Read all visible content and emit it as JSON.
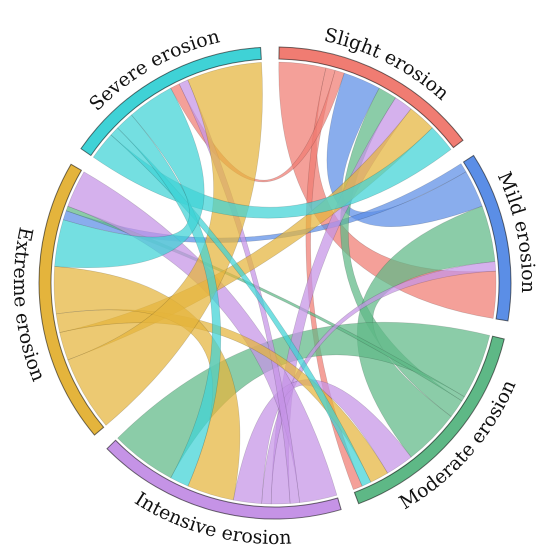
{
  "chart_data": {
    "type": "chord",
    "groups": [
      {
        "name": "Slight erosion",
        "color": "#F07C72"
      },
      {
        "name": "Mild erosion",
        "color": "#5B8EE6"
      },
      {
        "name": "Moderate erosion",
        "color": "#5EB886"
      },
      {
        "name": "Intensive erosion",
        "color": "#C593E6"
      },
      {
        "name": "Extreme erosion",
        "color": "#E4B43C"
      },
      {
        "name": "Severe erosion",
        "color": "#3FD2D6"
      }
    ],
    "flows": [
      {
        "from": "Slight erosion",
        "to": "Mild erosion",
        "value": 5
      },
      {
        "from": "Slight erosion",
        "to": "Moderate erosion",
        "value": 1
      },
      {
        "from": "Slight erosion",
        "to": "Severe erosion",
        "value": 1
      },
      {
        "from": "Mild erosion",
        "to": "Slight erosion",
        "value": 4
      },
      {
        "from": "Mild erosion",
        "to": "Extreme erosion",
        "value": 1
      },
      {
        "from": "Moderate erosion",
        "to": "Slight erosion",
        "value": 2
      },
      {
        "from": "Moderate erosion",
        "to": "Mild erosion",
        "value": 6
      },
      {
        "from": "Moderate erosion",
        "to": "Intensive erosion",
        "value": 7
      },
      {
        "from": "Moderate erosion",
        "to": "Extreme erosion",
        "value": 0.5
      },
      {
        "from": "Intensive erosion",
        "to": "Slight erosion",
        "value": 2
      },
      {
        "from": "Intensive erosion",
        "to": "Mild erosion",
        "value": 1
      },
      {
        "from": "Intensive erosion",
        "to": "Moderate erosion",
        "value": 3
      },
      {
        "from": "Intensive erosion",
        "to": "Extreme erosion",
        "value": 4
      },
      {
        "from": "Intensive erosion",
        "to": "Severe erosion",
        "value": 1
      },
      {
        "from": "Extreme erosion",
        "to": "Slight erosion",
        "value": 3
      },
      {
        "from": "Extreme erosion",
        "to": "Moderate erosion",
        "value": 2
      },
      {
        "from": "Extreme erosion",
        "to": "Intensive erosion",
        "value": 5
      },
      {
        "from": "Extreme erosion",
        "to": "Severe erosion",
        "value": 8
      },
      {
        "from": "Severe erosion",
        "to": "Slight erosion",
        "value": 3
      },
      {
        "from": "Severe erosion",
        "to": "Moderate erosion",
        "value": 1
      },
      {
        "from": "Severe erosion",
        "to": "Intensive erosion",
        "value": 2
      },
      {
        "from": "Severe erosion",
        "to": "Extreme erosion",
        "value": 5
      }
    ]
  }
}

◆ **Work to be completed**
Each record above should be copied character for character, with pictures dropped.

◆ **Solution to this exercise**
Read all visible content and emit it as JSON.
{
  "chart_data": {
    "type": "chord",
    "groups": [
      {
        "name": "Slight erosion",
        "color": "#F07C72"
      },
      {
        "name": "Mild erosion",
        "color": "#5B8EE6"
      },
      {
        "name": "Moderate erosion",
        "color": "#5EB886"
      },
      {
        "name": "Intensive erosion",
        "color": "#C593E6"
      },
      {
        "name": "Extreme erosion",
        "color": "#E4B43C"
      },
      {
        "name": "Severe erosion",
        "color": "#3FD2D6"
      }
    ],
    "flows": [
      {
        "from": "Slight erosion",
        "to": "Mild erosion",
        "value": 5
      },
      {
        "from": "Slight erosion",
        "to": "Moderate erosion",
        "value": 1
      },
      {
        "from": "Slight erosion",
        "to": "Severe erosion",
        "value": 1
      },
      {
        "from": "Mild erosion",
        "to": "Slight erosion",
        "value": 4
      },
      {
        "from": "Mild erosion",
        "to": "Extreme erosion",
        "value": 1
      },
      {
        "from": "Moderate erosion",
        "to": "Slight erosion",
        "value": 2
      },
      {
        "from": "Moderate erosion",
        "to": "Mild erosion",
        "value": 6
      },
      {
        "from": "Moderate erosion",
        "to": "Intensive erosion",
        "value": 7
      },
      {
        "from": "Moderate erosion",
        "to": "Extreme erosion",
        "value": 0.5
      },
      {
        "from": "Intensive erosion",
        "to": "Slight erosion",
        "value": 2
      },
      {
        "from": "Intensive erosion",
        "to": "Mild erosion",
        "value": 1
      },
      {
        "from": "Intensive erosion",
        "to": "Moderate erosion",
        "value": 3
      },
      {
        "from": "Intensive erosion",
        "to": "Extreme erosion",
        "value": 4
      },
      {
        "from": "Intensive erosion",
        "to": "Severe erosion",
        "value": 1
      },
      {
        "from": "Extreme erosion",
        "to": "Slight erosion",
        "value": 3
      },
      {
        "from": "Extreme erosion",
        "to": "Moderate erosion",
        "value": 2
      },
      {
        "from": "Extreme erosion",
        "to": "Intensive erosion",
        "value": 5
      },
      {
        "from": "Extreme erosion",
        "to": "Severe erosion",
        "value": 8
      },
      {
        "from": "Severe erosion",
        "to": "Slight erosion",
        "value": 3
      },
      {
        "from": "Severe erosion",
        "to": "Moderate erosion",
        "value": 1
      },
      {
        "from": "Severe erosion",
        "to": "Intensive erosion",
        "value": 2
      },
      {
        "from": "Severe erosion",
        "to": "Extreme erosion",
        "value": 5
      }
    ]
  }
}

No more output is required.